Stored data:
※ ※ ※
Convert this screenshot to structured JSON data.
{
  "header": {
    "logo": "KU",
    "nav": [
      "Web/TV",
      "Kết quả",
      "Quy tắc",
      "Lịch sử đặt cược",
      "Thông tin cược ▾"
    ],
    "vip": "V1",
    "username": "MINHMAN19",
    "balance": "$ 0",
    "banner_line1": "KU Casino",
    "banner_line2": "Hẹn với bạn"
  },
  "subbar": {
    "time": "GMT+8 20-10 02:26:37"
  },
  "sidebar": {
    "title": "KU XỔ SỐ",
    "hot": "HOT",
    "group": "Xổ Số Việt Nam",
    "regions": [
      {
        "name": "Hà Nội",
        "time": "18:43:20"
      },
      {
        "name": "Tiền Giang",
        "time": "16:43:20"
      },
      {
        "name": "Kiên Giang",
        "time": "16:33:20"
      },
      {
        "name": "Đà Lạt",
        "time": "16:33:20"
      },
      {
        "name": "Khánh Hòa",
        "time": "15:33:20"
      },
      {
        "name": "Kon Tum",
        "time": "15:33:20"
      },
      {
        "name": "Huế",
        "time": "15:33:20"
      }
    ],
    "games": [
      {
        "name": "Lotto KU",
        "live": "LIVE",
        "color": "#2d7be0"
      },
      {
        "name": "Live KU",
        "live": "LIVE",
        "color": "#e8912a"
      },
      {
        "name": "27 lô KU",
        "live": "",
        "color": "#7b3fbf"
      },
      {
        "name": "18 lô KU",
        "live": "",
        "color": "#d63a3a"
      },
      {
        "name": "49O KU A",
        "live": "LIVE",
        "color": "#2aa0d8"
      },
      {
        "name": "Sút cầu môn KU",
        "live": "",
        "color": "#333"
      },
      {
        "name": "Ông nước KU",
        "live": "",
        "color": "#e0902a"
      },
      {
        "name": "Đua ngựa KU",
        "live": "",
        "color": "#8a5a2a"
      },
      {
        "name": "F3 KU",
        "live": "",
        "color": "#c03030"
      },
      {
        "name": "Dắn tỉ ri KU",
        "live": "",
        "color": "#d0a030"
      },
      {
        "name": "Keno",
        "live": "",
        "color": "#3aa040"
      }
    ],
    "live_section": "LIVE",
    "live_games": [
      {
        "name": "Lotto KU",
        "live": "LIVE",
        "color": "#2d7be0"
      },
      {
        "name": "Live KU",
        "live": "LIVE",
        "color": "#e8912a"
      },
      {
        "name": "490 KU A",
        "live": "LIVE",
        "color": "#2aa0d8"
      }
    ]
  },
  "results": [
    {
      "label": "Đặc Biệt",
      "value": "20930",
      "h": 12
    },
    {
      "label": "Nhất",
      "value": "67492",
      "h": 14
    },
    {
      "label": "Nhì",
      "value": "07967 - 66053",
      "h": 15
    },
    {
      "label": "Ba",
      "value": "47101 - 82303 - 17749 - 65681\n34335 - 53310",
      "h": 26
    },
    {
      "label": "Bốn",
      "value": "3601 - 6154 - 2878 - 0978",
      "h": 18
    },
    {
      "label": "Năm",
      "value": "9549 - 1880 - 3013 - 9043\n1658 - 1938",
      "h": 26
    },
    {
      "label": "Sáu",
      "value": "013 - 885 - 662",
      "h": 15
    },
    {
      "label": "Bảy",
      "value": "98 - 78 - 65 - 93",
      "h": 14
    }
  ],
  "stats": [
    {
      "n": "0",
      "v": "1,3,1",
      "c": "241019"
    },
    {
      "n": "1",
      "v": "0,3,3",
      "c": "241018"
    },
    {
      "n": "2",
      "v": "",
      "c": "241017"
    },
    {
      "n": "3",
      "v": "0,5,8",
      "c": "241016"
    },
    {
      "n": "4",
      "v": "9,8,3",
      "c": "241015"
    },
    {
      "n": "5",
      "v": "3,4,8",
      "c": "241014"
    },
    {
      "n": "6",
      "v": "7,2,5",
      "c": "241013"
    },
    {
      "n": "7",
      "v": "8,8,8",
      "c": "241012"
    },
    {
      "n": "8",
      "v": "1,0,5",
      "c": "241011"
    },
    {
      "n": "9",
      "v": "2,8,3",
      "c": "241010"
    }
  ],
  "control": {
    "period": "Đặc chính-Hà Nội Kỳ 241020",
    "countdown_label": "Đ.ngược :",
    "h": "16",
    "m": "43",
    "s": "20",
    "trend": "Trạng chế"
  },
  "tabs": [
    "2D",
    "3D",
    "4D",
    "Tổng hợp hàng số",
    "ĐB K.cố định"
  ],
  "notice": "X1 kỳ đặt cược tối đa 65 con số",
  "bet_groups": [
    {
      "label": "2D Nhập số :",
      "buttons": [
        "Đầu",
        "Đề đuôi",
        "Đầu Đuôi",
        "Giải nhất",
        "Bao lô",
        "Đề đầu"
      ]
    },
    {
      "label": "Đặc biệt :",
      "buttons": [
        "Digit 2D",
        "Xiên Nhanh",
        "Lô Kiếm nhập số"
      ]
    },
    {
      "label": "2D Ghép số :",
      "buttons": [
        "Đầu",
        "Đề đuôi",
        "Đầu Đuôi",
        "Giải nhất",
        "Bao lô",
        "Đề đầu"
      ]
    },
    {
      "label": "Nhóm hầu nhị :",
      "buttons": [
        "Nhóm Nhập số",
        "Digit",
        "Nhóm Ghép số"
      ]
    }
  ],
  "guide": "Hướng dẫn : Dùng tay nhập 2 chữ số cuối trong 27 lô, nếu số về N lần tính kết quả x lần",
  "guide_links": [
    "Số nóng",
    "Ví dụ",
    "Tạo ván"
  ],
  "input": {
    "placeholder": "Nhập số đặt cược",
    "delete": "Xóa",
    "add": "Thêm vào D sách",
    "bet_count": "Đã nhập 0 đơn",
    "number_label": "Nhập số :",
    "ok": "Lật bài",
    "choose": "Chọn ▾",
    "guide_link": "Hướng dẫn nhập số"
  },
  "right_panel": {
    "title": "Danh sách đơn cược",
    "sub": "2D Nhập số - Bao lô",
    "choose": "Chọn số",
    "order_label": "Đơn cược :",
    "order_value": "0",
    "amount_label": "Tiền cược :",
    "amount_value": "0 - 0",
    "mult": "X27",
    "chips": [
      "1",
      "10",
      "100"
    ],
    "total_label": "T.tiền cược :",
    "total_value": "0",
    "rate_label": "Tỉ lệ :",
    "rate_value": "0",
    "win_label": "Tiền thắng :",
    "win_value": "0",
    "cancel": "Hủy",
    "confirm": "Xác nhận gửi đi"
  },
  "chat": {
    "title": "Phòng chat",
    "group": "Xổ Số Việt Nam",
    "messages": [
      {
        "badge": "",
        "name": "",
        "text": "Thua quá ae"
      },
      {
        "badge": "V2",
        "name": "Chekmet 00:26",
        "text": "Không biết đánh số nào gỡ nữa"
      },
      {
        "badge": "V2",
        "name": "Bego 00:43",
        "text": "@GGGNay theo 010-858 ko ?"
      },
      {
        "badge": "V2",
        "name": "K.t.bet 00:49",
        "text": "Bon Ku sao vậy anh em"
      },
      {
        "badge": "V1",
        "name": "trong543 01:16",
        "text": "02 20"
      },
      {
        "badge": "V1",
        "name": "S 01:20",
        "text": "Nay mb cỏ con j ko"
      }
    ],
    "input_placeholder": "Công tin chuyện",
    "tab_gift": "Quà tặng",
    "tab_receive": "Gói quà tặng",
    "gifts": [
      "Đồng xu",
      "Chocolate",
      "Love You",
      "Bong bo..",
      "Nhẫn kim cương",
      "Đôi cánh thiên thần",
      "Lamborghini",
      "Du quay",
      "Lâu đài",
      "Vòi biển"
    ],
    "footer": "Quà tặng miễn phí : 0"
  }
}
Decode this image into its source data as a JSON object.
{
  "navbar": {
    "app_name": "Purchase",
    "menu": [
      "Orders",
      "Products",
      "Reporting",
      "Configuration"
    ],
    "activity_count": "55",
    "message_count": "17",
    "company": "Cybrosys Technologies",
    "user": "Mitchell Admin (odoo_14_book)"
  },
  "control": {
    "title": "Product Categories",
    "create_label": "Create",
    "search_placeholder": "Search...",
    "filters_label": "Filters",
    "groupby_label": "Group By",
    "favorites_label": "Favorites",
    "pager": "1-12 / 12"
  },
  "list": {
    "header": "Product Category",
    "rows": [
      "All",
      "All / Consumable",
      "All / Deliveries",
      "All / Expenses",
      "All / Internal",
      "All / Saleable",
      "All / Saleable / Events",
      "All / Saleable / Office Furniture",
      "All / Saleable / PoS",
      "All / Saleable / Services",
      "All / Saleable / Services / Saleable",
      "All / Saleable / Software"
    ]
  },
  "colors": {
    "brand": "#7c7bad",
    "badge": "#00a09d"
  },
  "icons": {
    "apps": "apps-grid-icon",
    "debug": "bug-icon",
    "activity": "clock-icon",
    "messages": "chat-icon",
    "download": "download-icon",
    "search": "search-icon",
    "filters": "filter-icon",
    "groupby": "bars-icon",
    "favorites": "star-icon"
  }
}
※ ※ ※
§ **Work to complete**: Look over the listing. Pull out every line with the string "Services" in it.

§ **Task output**:
      "All / Saleable / Services",
      "All / Saleable / Services / Saleable",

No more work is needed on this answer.